> _Task brief_
For the entries below, how many lines include the word "全民义务植树"? Give the figure and nothing more.

> _Entries shown_
________________________________________

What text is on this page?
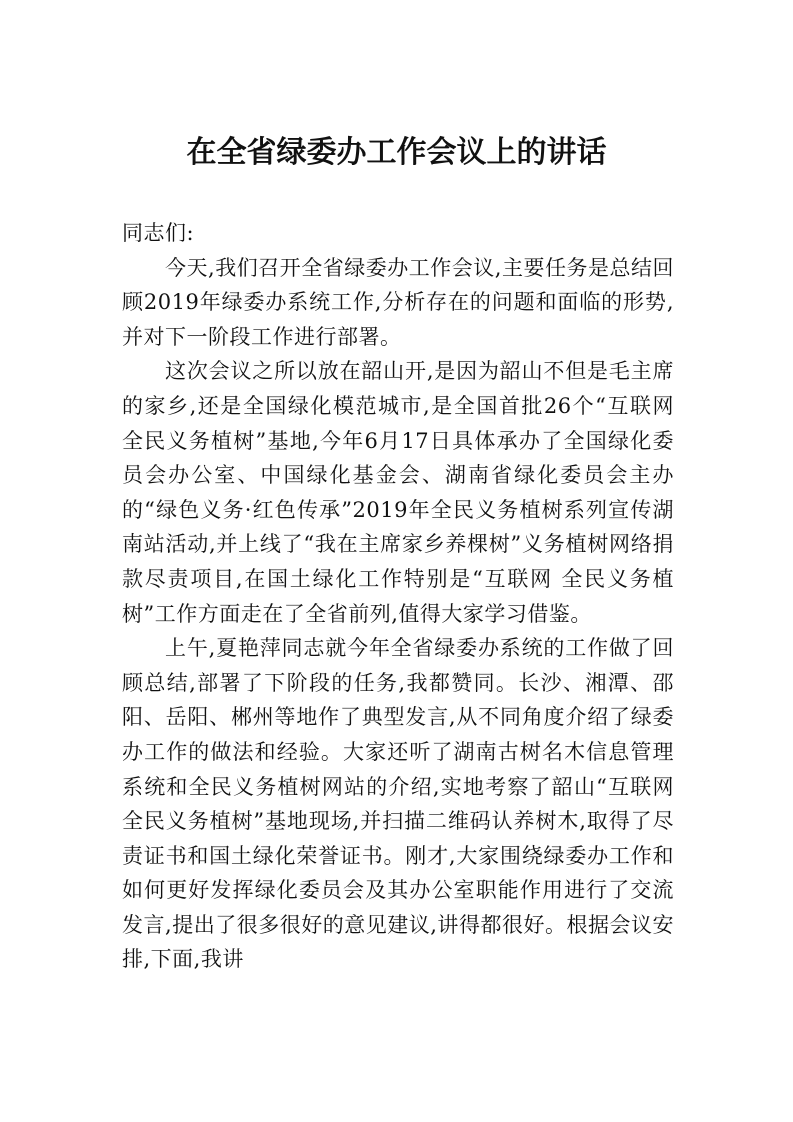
在全省绿委办工作会议上的讲话

同志们:

今天,我们召开全省绿委办工作会议,主要任务是总结回顾2019年绿委办系统工作,分析存在的问题和面临的形势,并对下一阶段工作进行部署。

这次会议之所以放在韶山开,是因为韶山不但是毛主席的家乡,还是全国绿化模范城市,是全国首批26个“互联网 全民义务植树”基地,今年6月17日具体承办了全国绿化委员会办公室、中国绿化基金会、湖南省绿化委员会主办的“绿色义务·红色传承”2019年全民义务植树系列宣传湖南站活动,并上线了“我在主席家乡养棵树”义务植树网络捐款尽责项目,在国土绿化工作特别是“互联网 全民义务植树”工作方面走在了全省前列,值得大家学习借鉴。

上午,夏艳萍同志就今年全省绿委办系统的工作做了回顾总结,部署了下阶段的任务,我都赞同。长沙、湘潭、邵阳、岳阳、郴州等地作了典型发言,从不同角度介绍了绿委办工作的做法和经验。大家还听了湖南古树名木信息管理系统和全民义务植树网站的介绍,实地考察了韶山“互联网 全民义务植树”基地现场,并扫描二维码认养树木,取得了尽责证书和国土绿化荣誉证书。刚才,大家围绕绿委办工作和如何更好发挥绿化委员会及其办公室职能作用进行了交流发言,提出了很多很好的意见建议,讲得都很好。根据会议安排,下面,我讲
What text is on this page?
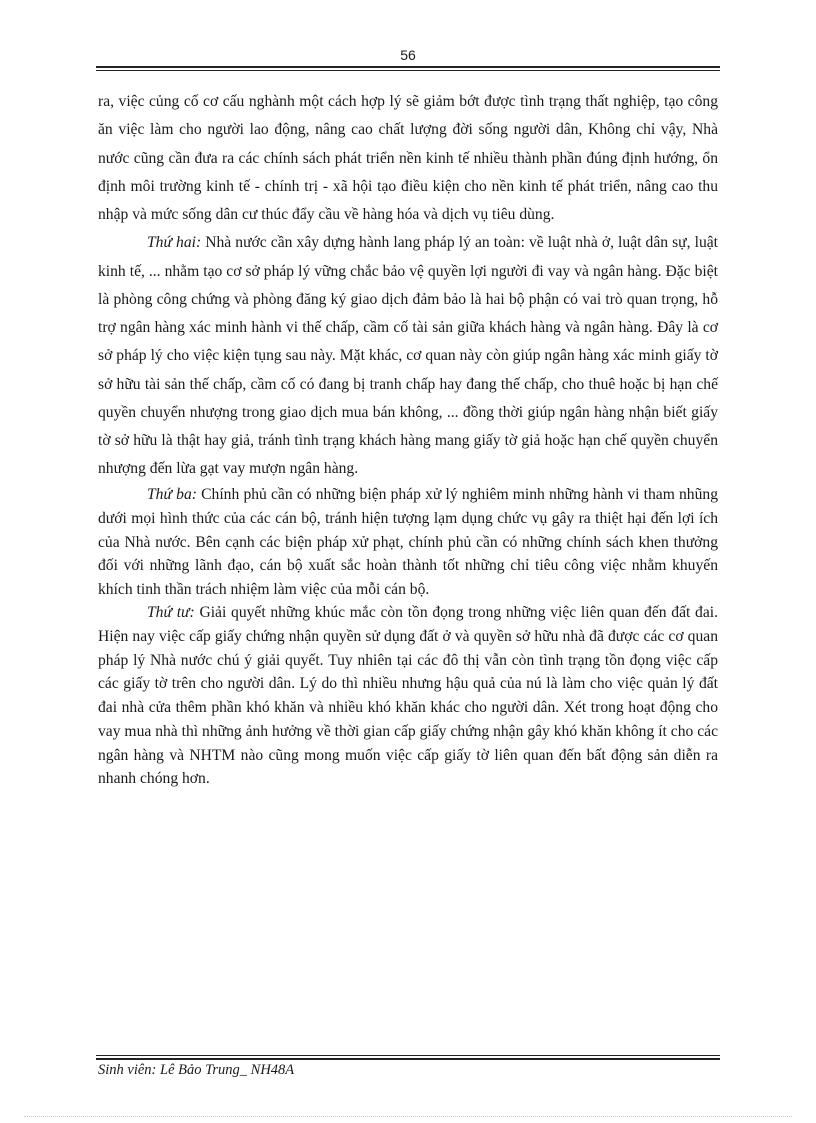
56

ra, việc củng cố cơ cấu nghành một cách hợp lý sẽ giảm bớt được tình trạng thất nghiệp, tạo công ăn việc làm cho người lao động, nâng cao chất lượng đời sống người dân, Không chỉ vậy, Nhà nước cũng cần đưa ra các chính sách phát triển nền kinh tế nhiều thành phần đúng định hướng, ổn định môi trường kinh tế - chính trị - xã hội tạo điều kiện cho nền kinh tế phát triển, nâng cao thu nhập và mức sống dân cư thúc đẩy cầu về hàng hóa và dịch vụ tiêu dùng.

Thứ hai: Nhà nước cần xây dựng hành lang pháp lý an toàn: về luật nhà ở, luật dân sự, luật kinh tế, ... nhằm tạo cơ sở pháp lý vững chắc bảo vệ quyền lợi người đi vay và ngân hàng. Đặc biệt là phòng công chứng và phòng đăng ký giao dịch đảm bảo là hai bộ phận có vai trò quan trọng, hỗ trợ ngân hàng xác minh hành vi thế chấp, cầm cố tài sản giữa khách hàng và ngân hàng. Đây là cơ sở pháp lý cho việc kiện tụng sau này. Mặt khác, cơ quan này còn giúp ngân hàng xác minh giấy tờ sở hữu tài sản thế chấp, cầm cố có đang bị tranh chấp hay đang thế chấp, cho thuê hoặc bị hạn chế quyền chuyển nhượng trong giao dịch mua bán không, ... đồng thời giúp ngân hàng nhận biết giấy tờ sở hữu là thật hay giả, tránh tình trạng khách hàng mang giấy tờ giả hoặc hạn chế quyền chuyển nhượng đến lừa gạt vay mượn ngân hàng.

Thứ ba: Chính phủ cần có những biện pháp xử lý nghiêm minh những hành vi tham nhũng dưới mọi hình thức của các cán bộ, tránh hiện tượng lạm dụng chức vụ gây ra thiệt hại đến lợi ích của Nhà nước. Bên cạnh các biện pháp xử phạt, chính phủ cần có những chính sách khen thưởng đối với những lãnh đạo, cán bộ xuất sắc hoàn thành tốt những chỉ tiêu công việc nhằm khuyến khích tinh thần trách nhiệm làm việc của mỗi cán bộ.

Thứ tư: Giải quyết những khúc mắc còn tồn đọng trong những việc liên quan đến đất đai. Hiện nay việc cấp giấy chứng nhận quyền sử dụng đất ở và quyền sở hữu nhà đã được các cơ quan pháp lý Nhà nước chú ý giải quyết. Tuy nhiên tại các đô thị vẫn còn tình trạng tồn đọng việc cấp các giấy tờ trên cho người dân. Lý do thì nhiều nhưng hậu quả của nú là làm cho việc quản lý đất đai nhà cửa thêm phần khó khăn và nhiều khó khăn khác cho người dân. Xét trong hoạt động cho vay mua nhà thì những ảnh hưởng về thời gian cấp giấy chứng nhận gây khó khăn không ít cho các ngân hàng và NHTM nào cũng mong muốn việc cấp giấy tờ liên quan đến bất động sản diễn ra nhanh chóng hơn.

Sinh viên: Lê Bảo Trung_ NH48A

________________________________________

> _Expected answer_
2